═════ Page excerpt
Other OCD‑spectrum disorders: Trichotillomania and Excoriation
- Trichotillomania (hair‑pulling disorder): repetitive pulling leading to hair loss; automatic vs focused pulling.
- Prevalence: 0.5−2.0%.
- Sex and onset: adults—female to male ratio ≈ 4:1; childhood—sex distribution roughly equal; average onset 10−13 yrs.
- Excoriation (skin‑picking disorder): repetitive skin picking.
- Prevalence: 2−5%; often begins in adolescence; commonly targets acne lesions or healthy skin.
Body Dysmorphic Disorder (BDD)
- Definition: obsessive–compulsive spectrum disorder with excessive preoccupation about perceived physical flaws causing marked distress/impairment.
- Common preoccupations: skin, hair, nose, eyes, eyelids, mouth, lips, jaw, chin; typically multiple areas (average ~4).
- Compulsions: mirror checking, touching, inspecting/disliking areas, excessive grooming, reassurance seeking, comparing with others, camouflage with makeup/clothing; can spend 3−8 hours/day on preoccupations.
- Insight: reassurance does not alleviate distress; specifier may be absent insight/delusional beliefs.
- Onset and course: often begins in adolescence; average onset age ≈ 16 yrs;>70% before age 18; tends to be chronic if untreated.
- Prevalence by sex: males 2.5%; females 2.2%.
- Comorbidity: high with anxiety disorders, depressive disorders, personality disorders, substance use; especially comorbid with OCD.
- Gender differences in concerns reflect cultural norms: women—face/weight/stomach/breasts; men—body build/genitals/excessive body hair/thinning hair.
- Social media and culture: excessive selfie use linked to appearance concerns; time on social media correlates with age and amount of use; appearance comparisons and internalization of ideal bodies can maintain or exacerbate BDD.
- Subclinical risk: high social media exposure may contribute to subthreshold BDD symptoms and vulnerability to develop full syndrome.
══════════
— Actions to take —
a. In the notes on OCD-spectrum disorders, what is the average age of onset given for body dysmorphic disorder?
b. Carry on the notes on OCD-spectrum disorders past their final point.
The items that come next are separate from the notes on OCD-spectrum disorders.
═════ Data provided
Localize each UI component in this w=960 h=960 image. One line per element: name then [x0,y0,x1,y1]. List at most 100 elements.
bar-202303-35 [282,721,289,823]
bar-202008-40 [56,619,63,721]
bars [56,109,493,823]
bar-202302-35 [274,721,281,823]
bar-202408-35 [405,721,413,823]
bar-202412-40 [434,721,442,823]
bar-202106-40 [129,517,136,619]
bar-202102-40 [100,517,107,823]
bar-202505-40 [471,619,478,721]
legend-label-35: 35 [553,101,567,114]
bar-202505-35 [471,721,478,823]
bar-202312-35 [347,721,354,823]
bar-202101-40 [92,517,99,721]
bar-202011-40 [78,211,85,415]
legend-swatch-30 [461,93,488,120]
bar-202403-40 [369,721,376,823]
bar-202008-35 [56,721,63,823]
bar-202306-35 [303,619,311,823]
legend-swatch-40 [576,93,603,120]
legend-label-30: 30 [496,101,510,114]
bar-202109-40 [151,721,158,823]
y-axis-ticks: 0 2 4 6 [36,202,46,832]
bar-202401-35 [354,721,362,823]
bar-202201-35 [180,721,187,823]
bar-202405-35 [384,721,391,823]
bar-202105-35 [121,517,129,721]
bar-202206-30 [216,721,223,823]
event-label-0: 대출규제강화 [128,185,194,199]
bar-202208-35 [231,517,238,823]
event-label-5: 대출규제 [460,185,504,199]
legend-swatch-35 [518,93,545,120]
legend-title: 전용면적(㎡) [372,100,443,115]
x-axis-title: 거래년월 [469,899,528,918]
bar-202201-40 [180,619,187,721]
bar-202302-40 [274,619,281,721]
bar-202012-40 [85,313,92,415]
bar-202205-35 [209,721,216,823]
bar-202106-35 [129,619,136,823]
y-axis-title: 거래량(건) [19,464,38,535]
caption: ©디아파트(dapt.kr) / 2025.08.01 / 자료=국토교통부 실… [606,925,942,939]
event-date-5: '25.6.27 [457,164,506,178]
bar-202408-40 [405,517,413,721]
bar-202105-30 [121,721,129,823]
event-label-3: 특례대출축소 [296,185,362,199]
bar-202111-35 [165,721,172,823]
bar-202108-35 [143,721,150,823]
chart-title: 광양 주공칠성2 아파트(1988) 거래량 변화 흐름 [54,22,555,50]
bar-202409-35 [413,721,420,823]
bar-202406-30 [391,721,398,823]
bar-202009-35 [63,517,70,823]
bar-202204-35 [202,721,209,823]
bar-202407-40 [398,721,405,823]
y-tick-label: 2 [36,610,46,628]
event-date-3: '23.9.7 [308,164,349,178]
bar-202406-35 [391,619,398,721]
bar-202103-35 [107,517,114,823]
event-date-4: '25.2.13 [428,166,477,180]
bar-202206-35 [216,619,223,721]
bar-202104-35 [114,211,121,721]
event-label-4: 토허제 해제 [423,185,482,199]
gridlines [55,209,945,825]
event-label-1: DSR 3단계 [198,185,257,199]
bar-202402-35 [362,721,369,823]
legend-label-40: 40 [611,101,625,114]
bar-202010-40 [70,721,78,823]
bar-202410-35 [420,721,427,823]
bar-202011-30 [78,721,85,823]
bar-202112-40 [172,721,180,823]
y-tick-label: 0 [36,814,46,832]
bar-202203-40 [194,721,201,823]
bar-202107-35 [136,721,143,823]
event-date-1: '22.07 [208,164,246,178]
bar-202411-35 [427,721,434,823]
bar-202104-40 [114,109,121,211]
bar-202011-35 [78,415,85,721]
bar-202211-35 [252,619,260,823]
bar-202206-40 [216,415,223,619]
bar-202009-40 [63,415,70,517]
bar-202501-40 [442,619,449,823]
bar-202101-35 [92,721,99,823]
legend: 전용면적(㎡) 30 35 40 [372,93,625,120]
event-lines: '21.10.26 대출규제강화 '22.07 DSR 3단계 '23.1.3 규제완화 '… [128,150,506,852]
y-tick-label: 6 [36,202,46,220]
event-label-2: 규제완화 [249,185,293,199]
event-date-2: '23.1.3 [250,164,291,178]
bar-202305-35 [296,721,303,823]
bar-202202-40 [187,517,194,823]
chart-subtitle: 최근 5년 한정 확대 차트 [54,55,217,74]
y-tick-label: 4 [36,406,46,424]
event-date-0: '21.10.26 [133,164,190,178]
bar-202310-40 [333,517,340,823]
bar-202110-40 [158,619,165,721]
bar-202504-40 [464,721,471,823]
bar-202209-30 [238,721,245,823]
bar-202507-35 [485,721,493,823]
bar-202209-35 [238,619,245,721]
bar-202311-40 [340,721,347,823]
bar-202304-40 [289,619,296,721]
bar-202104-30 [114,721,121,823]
══════════
— Outputs in order —
a. About 16 years.

b.
- Delusional beliefs: some individuals hold beliefs with absent insight/delusional beliefs; delusions are not the same as psychosis.
- Cosmetic surgery caution: cosmetic procedures are not advised and can worsen preoccupations.
- Muscle dysmorphia (MD): a BDD specifier in men; describes a perception of being small/weak despite typical muscle mass; behaviors include excessive weightlifting, dieting, and drug use (often called reverse anorexia).
- Suicidality: BDD associated with high risk; lifetime suicidal ideation ≈ 80% and suicide attempts ≈ 21.5−28%; completed suicides less well defined but risk is high.
- Relationship to eating disorders: if preoccupations with weight/shape are part of an eating disorder, BDD is not diagnosed.
- Etiology: OCD/OC spectrum disorders are multifactorial with strong genetic components.
- Neural circuitry: a frontal–basal ganglia–thalamic loop involving the caudate/putamen, thalamus, anterior cingulate cortex (ACC), and frontal cortex.
- Shared abnormalities: OCD, trichotillomania, and excoriation show alterations in this circuit and connectivity.
- Hoarding: related to alterations in other frontal and limbic regions rather than the classic OCD circuit.
- BDD: brain activity differences during processing of visual stimuli (e.g., faces) compared to controls.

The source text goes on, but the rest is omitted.